(Stored entries)
----
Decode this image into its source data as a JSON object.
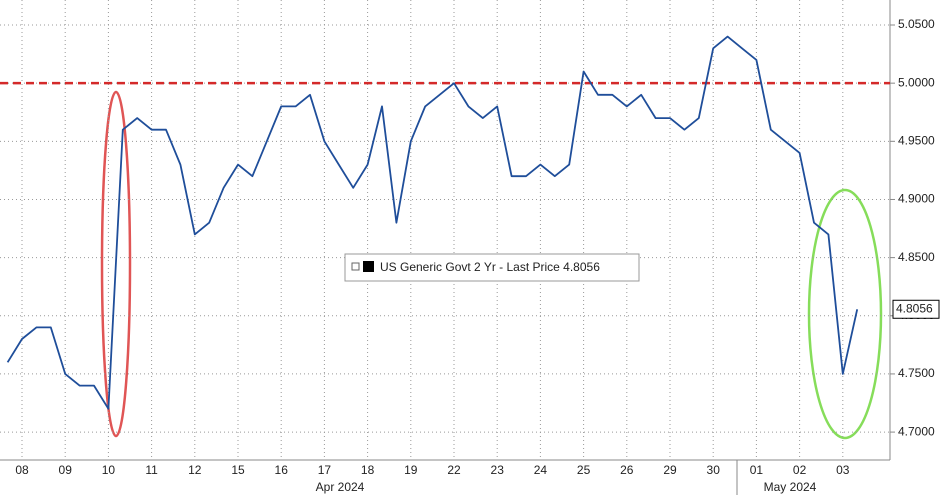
{
  "chart_data": {
    "type": "line",
    "legend": "US Generic Govt 2 Yr - Last Price 4.8056",
    "last_price_label": "4.8056",
    "month_labels": [
      "Apr 2024",
      "May 2024"
    ],
    "categories": [
      null,
      "08",
      null,
      null,
      "09",
      null,
      null,
      "10",
      null,
      null,
      "11",
      null,
      null,
      "12",
      null,
      null,
      "15",
      null,
      null,
      "16",
      null,
      null,
      "17",
      null,
      null,
      "18",
      null,
      null,
      "19",
      null,
      null,
      "22",
      null,
      null,
      "23",
      null,
      null,
      "24",
      null,
      null,
      "25",
      null,
      null,
      "26",
      null,
      null,
      "29",
      null,
      null,
      "30",
      null,
      null,
      "01",
      null,
      null,
      "02",
      null,
      null,
      "03",
      null
    ],
    "series": [
      {
        "name": "US Generic Govt 2 Yr",
        "color": "#1f4e9a",
        "values": [
          4.76,
          4.78,
          4.79,
          4.79,
          4.75,
          4.74,
          4.74,
          4.72,
          4.96,
          4.97,
          4.96,
          4.96,
          4.93,
          4.87,
          4.88,
          4.91,
          4.93,
          4.92,
          4.95,
          4.98,
          4.98,
          4.99,
          4.95,
          4.93,
          4.91,
          4.93,
          4.98,
          4.88,
          4.95,
          4.98,
          4.99,
          5.0,
          4.98,
          4.97,
          4.98,
          4.92,
          4.92,
          4.93,
          4.92,
          4.93,
          5.01,
          4.99,
          4.99,
          4.98,
          4.99,
          4.97,
          4.97,
          4.96,
          4.97,
          5.03,
          5.04,
          5.03,
          5.02,
          4.96,
          4.95,
          4.94,
          4.88,
          4.87,
          4.75,
          4.8056
        ]
      }
    ],
    "reference_line": {
      "value": 5.0,
      "color": "#d42a2a"
    },
    "ylim": [
      4.676,
      5.0715
    ],
    "yticks": [
      {
        "value": 4.7,
        "label": "4.7000"
      },
      {
        "value": 4.75,
        "label": "4.7500"
      },
      {
        "value": 4.8,
        "label": "4.8000"
      },
      {
        "value": 4.85,
        "label": "4.8500"
      },
      {
        "value": 4.9,
        "label": "4.9000"
      },
      {
        "value": 4.95,
        "label": "4.9500"
      },
      {
        "value": 5.0,
        "label": "5.0000"
      },
      {
        "value": 5.05,
        "label": "5.0500"
      }
    ],
    "grid": true
  }
}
----
Problem to work on
Where a line of the material above holds the string "Govt", copy that line.

Full output
    "legend": "US Generic Govt 2 Yr - Last Price 4.8056",
        "name": "US Generic Govt 2 Yr",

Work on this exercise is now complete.